──────── EXERCISE MATERIALS ────────
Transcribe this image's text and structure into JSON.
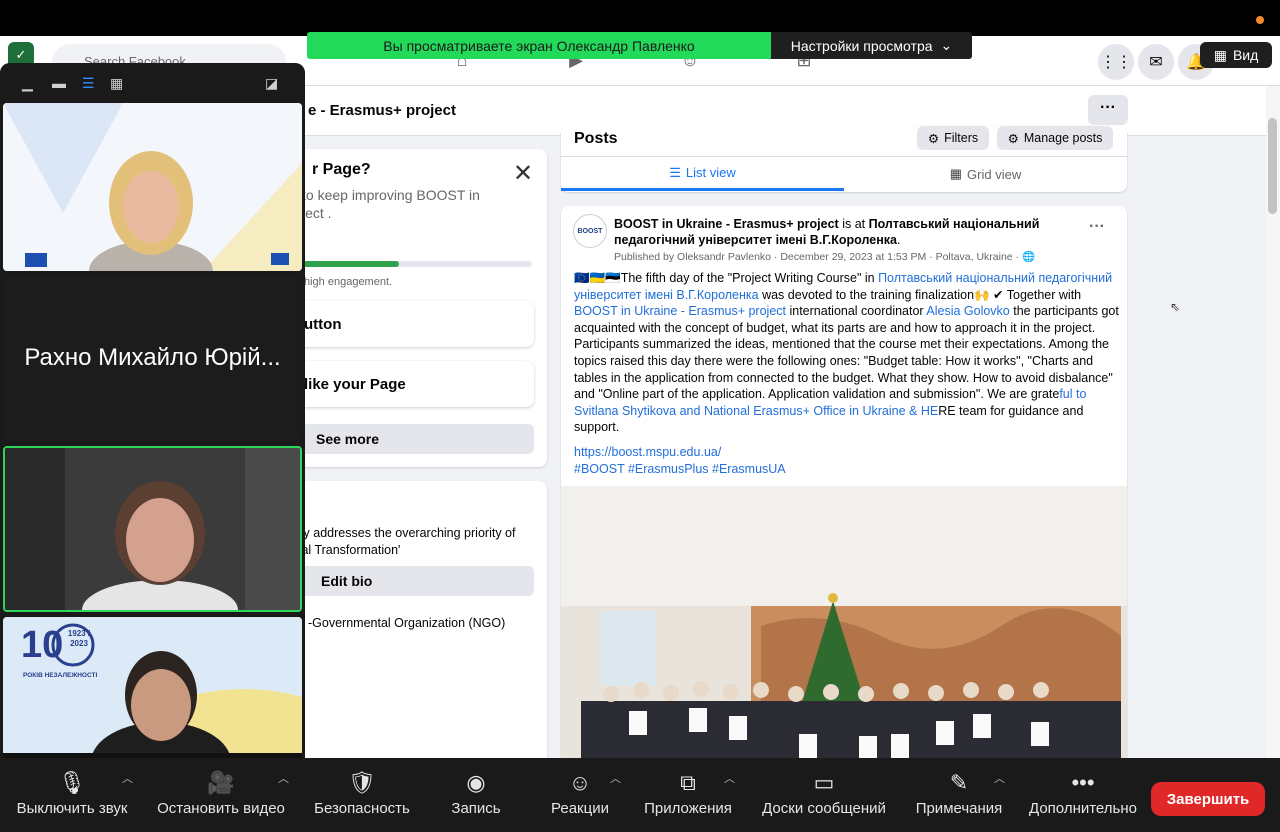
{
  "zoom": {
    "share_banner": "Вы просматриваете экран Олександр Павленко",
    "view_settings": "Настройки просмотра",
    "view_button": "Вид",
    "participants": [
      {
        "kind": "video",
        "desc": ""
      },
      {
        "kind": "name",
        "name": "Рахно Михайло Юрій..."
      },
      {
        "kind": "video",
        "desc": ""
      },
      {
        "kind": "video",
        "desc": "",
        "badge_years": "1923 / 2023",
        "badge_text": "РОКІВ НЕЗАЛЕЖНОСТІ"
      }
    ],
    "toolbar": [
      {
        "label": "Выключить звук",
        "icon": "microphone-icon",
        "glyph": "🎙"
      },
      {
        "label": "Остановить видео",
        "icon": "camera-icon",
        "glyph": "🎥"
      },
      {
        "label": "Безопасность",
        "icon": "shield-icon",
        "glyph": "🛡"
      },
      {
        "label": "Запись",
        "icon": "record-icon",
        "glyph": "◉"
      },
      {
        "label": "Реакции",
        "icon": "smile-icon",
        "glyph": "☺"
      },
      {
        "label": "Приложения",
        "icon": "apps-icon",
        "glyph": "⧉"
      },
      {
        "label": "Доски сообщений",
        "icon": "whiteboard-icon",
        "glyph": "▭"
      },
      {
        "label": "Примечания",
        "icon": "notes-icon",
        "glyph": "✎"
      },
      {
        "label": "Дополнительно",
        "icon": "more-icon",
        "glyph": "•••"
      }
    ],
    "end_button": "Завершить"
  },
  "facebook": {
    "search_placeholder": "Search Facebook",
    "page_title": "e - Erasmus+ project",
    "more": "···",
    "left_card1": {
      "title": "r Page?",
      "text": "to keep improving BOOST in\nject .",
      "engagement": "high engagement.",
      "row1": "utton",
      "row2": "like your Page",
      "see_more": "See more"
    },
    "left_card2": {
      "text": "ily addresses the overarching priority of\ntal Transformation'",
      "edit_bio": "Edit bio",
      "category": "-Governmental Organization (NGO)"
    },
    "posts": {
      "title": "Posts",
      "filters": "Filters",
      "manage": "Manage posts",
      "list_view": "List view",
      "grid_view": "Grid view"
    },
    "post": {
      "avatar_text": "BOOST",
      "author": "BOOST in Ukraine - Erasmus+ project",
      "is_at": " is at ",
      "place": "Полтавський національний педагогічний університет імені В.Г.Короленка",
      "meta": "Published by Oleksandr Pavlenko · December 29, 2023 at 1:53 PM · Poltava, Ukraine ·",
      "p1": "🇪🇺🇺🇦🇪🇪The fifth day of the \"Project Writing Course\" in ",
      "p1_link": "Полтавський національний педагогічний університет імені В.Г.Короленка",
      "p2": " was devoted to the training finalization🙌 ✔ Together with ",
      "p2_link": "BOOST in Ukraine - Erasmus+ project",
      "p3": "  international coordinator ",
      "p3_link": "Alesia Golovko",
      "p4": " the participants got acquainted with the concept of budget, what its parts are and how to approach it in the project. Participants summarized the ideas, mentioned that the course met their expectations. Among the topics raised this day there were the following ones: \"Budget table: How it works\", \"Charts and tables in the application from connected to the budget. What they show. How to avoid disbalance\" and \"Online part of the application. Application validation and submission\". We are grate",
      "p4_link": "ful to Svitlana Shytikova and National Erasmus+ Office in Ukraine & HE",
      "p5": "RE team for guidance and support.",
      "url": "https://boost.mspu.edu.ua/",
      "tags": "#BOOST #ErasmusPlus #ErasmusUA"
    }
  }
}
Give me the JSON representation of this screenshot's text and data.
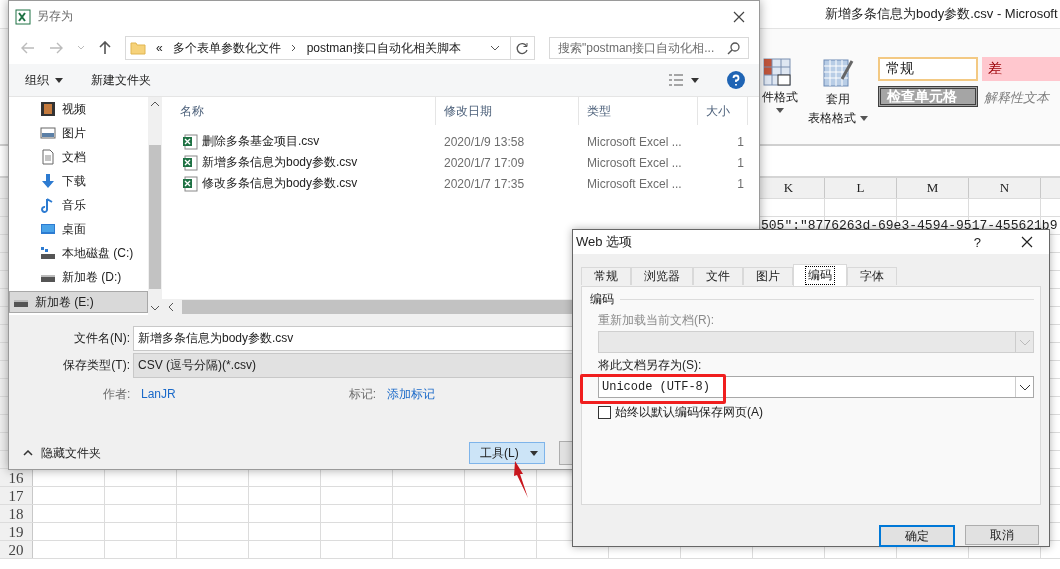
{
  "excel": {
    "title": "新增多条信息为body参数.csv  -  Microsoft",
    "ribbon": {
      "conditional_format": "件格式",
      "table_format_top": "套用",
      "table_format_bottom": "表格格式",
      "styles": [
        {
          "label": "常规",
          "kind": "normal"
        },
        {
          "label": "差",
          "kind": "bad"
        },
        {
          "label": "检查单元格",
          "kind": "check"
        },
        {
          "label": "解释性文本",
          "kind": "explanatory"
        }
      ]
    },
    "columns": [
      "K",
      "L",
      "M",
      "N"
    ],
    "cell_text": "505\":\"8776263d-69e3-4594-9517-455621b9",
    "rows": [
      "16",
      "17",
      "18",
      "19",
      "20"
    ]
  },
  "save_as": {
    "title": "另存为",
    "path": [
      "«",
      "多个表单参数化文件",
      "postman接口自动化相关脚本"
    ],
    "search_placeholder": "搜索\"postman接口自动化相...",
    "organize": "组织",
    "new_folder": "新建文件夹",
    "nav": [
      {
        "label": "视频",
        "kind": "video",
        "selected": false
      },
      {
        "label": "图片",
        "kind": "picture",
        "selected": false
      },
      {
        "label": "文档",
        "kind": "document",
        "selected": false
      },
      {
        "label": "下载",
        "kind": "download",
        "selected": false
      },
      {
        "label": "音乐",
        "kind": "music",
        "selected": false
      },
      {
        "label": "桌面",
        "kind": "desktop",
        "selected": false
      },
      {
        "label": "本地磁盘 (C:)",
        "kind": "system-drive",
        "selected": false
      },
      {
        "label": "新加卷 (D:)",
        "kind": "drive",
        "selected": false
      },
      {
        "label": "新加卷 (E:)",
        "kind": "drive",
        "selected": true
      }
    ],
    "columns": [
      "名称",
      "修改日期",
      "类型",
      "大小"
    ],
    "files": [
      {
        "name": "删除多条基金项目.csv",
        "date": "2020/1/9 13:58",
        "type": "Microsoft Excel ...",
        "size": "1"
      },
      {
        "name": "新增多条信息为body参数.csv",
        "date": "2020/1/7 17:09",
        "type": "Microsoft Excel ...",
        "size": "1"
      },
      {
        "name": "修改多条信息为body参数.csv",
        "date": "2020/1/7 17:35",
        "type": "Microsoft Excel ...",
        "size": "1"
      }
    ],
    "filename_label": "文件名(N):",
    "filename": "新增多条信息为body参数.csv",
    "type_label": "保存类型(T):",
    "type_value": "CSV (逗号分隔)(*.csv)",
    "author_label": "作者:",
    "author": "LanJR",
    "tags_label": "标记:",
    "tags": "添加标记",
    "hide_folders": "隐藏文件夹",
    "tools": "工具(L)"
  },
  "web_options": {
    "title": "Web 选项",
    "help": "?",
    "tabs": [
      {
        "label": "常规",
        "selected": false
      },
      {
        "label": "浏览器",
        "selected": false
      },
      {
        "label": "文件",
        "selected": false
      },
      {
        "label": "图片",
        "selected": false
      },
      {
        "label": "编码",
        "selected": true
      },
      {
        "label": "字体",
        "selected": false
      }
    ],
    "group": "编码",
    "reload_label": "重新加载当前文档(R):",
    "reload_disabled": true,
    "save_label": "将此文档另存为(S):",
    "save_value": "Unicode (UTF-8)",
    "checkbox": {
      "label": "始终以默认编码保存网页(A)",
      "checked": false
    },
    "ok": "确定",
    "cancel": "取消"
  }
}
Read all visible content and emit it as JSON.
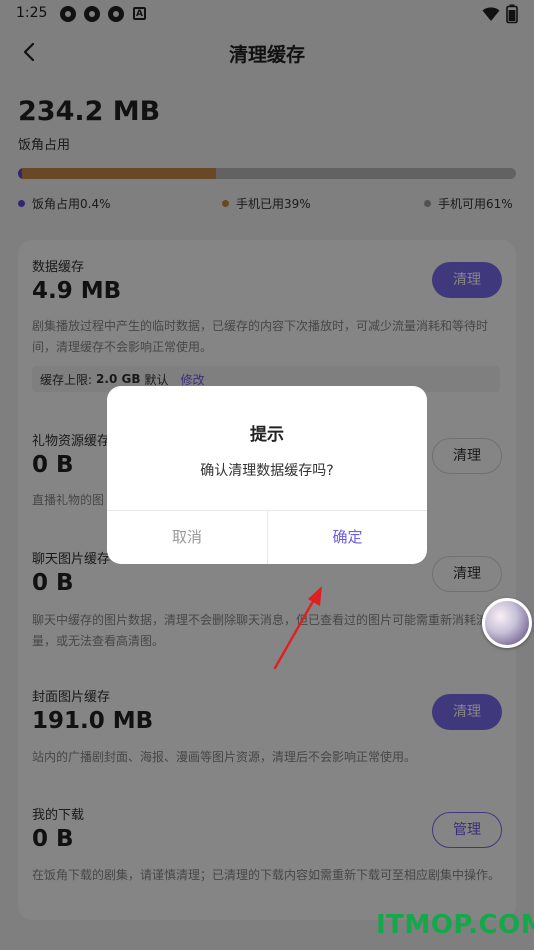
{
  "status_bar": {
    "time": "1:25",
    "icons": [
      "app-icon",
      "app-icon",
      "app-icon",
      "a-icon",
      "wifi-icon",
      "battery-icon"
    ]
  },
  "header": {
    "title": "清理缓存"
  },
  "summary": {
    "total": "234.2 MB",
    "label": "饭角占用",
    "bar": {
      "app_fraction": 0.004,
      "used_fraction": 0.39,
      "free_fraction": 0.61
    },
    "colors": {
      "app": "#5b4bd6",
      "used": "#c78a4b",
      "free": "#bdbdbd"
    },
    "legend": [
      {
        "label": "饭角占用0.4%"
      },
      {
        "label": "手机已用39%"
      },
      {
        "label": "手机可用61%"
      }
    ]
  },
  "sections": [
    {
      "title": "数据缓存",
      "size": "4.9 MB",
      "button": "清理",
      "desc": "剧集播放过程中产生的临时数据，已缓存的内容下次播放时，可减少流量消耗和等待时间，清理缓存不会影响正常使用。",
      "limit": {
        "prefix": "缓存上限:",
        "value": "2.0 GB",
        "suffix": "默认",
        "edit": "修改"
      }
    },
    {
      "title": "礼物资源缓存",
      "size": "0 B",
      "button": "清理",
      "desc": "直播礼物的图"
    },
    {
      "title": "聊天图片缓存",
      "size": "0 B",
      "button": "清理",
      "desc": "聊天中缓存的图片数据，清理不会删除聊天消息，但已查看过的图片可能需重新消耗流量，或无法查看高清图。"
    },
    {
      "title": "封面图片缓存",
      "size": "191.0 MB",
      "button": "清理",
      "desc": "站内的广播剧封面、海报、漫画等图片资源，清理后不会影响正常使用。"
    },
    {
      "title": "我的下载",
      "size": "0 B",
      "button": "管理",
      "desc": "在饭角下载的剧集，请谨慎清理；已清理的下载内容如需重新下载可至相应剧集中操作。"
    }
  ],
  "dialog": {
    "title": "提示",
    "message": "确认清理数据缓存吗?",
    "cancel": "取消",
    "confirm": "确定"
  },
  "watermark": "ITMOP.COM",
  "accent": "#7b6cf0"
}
────────
» **YOUR OBJECTIVE**
Each line that holds the word "національний" is to be copied.

» **WRITTEN ANSWER**
      "place": "Полтавський національний педагогічний університет імені В.Г.Короленка",
      "p1_link": "Полтавський національний педагогічний університет імені В.Г.Короленка",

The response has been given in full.